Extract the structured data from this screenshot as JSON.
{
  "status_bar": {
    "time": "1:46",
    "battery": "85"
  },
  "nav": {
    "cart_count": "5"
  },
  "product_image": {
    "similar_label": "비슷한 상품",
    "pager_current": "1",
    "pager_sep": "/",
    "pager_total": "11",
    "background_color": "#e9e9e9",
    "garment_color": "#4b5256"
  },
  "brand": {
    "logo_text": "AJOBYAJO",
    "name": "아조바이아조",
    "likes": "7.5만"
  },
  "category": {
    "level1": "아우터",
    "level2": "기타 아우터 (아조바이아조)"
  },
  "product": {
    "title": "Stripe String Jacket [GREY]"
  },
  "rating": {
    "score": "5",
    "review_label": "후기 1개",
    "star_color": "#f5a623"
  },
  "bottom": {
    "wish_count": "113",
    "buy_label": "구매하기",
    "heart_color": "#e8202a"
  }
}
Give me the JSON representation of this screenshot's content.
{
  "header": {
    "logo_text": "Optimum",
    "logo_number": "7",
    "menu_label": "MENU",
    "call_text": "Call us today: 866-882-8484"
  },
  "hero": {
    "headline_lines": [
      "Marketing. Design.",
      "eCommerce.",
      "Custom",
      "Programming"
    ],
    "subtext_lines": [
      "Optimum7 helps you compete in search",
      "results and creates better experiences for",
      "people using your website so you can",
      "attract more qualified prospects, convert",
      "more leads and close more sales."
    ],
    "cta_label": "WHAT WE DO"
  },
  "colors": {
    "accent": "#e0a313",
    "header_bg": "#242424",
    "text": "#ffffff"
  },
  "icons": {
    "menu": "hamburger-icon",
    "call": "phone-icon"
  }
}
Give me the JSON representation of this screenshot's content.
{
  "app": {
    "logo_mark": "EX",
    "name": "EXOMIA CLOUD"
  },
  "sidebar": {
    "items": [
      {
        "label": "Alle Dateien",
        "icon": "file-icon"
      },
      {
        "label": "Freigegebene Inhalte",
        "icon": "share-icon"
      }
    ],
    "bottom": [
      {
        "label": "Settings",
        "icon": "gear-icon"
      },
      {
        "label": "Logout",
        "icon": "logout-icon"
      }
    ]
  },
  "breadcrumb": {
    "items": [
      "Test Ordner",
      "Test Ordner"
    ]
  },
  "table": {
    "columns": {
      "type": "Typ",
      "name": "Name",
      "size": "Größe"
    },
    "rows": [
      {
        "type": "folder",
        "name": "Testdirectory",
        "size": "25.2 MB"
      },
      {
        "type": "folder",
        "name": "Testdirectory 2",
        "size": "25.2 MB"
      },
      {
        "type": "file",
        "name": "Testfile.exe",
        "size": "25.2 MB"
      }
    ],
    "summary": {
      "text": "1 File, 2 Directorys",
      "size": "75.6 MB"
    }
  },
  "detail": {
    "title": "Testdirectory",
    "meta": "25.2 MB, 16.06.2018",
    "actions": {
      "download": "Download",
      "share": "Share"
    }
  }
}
:::::
TASK GOAL:
Repeat the listing in full, keeping every line exactly as it is.

THE RESPONSE:
Extract the structured data from this screenshot as JSON.
{
  "status_bar": {
    "time": "1:46",
    "battery": "85"
  },
  "nav": {
    "cart_count": "5"
  },
  "product_image": {
    "similar_label": "비슷한 상품",
    "pager_current": "1",
    "pager_sep": "/",
    "pager_total": "11",
    "background_color": "#e9e9e9",
    "garment_color": "#4b5256"
  },
  "brand": {
    "logo_text": "AJOBYAJO",
    "name": "아조바이아조",
    "likes": "7.5만"
  },
  "category": {
    "level1": "아우터",
    "level2": "기타 아우터 (아조바이아조)"
  },
  "product": {
    "title": "Stripe String Jacket [GREY]"
  },
  "rating": {
    "score": "5",
    "review_label": "후기 1개",
    "star_color": "#f5a623"
  },
  "bottom": {
    "wish_count": "113",
    "buy_label": "구매하기",
    "heart_color": "#e8202a"
  }
}
Give me the JSON representation of this screenshot's content.
{
  "header": {
    "logo_text": "Optimum",
    "logo_number": "7",
    "menu_label": "MENU",
    "call_text": "Call us today: 866-882-8484"
  },
  "hero": {
    "headline_lines": [
      "Marketing. Design.",
      "eCommerce.",
      "Custom",
      "Programming"
    ],
    "subtext_lines": [
      "Optimum7 helps you compete in search",
      "results and creates better experiences for",
      "people using your website so you can",
      "attract more qualified prospects, convert",
      "more leads and close more sales."
    ],
    "cta_label": "WHAT WE DO"
  },
  "colors": {
    "accent": "#e0a313",
    "header_bg": "#242424",
    "text": "#ffffff"
  },
  "icons": {
    "menu": "hamburger-icon",
    "call": "phone-icon"
  }
}
Give me the JSON representation of this screenshot's content.
{
  "app": {
    "logo_mark": "EX",
    "name": "EXOMIA CLOUD"
  },
  "sidebar": {
    "items": [
      {
        "label": "Alle Dateien",
        "icon": "file-icon"
      },
      {
        "label": "Freigegebene Inhalte",
        "icon": "share-icon"
      }
    ],
    "bottom": [
      {
        "label": "Settings",
        "icon": "gear-icon"
      },
      {
        "label": "Logout",
        "icon": "logout-icon"
      }
    ]
  },
  "breadcrumb": {
    "items": [
      "Test Ordner",
      "Test Ordner"
    ]
  },
  "table": {
    "columns": {
      "type": "Typ",
      "name": "Name",
      "size": "Größe"
    },
    "rows": [
      {
        "type": "folder",
        "name": "Testdirectory",
        "size": "25.2 MB"
      },
      {
        "type": "folder",
        "name": "Testdirectory 2",
        "size": "25.2 MB"
      },
      {
        "type": "file",
        "name": "Testfile.exe",
        "size": "25.2 MB"
      }
    ],
    "summary": {
      "text": "1 File, 2 Directorys",
      "size": "75.6 MB"
    }
  },
  "detail": {
    "title": "Testdirectory",
    "meta": "25.2 MB, 16.06.2018",
    "actions": {
      "download": "Download",
      "share": "Share"
    }
  }
}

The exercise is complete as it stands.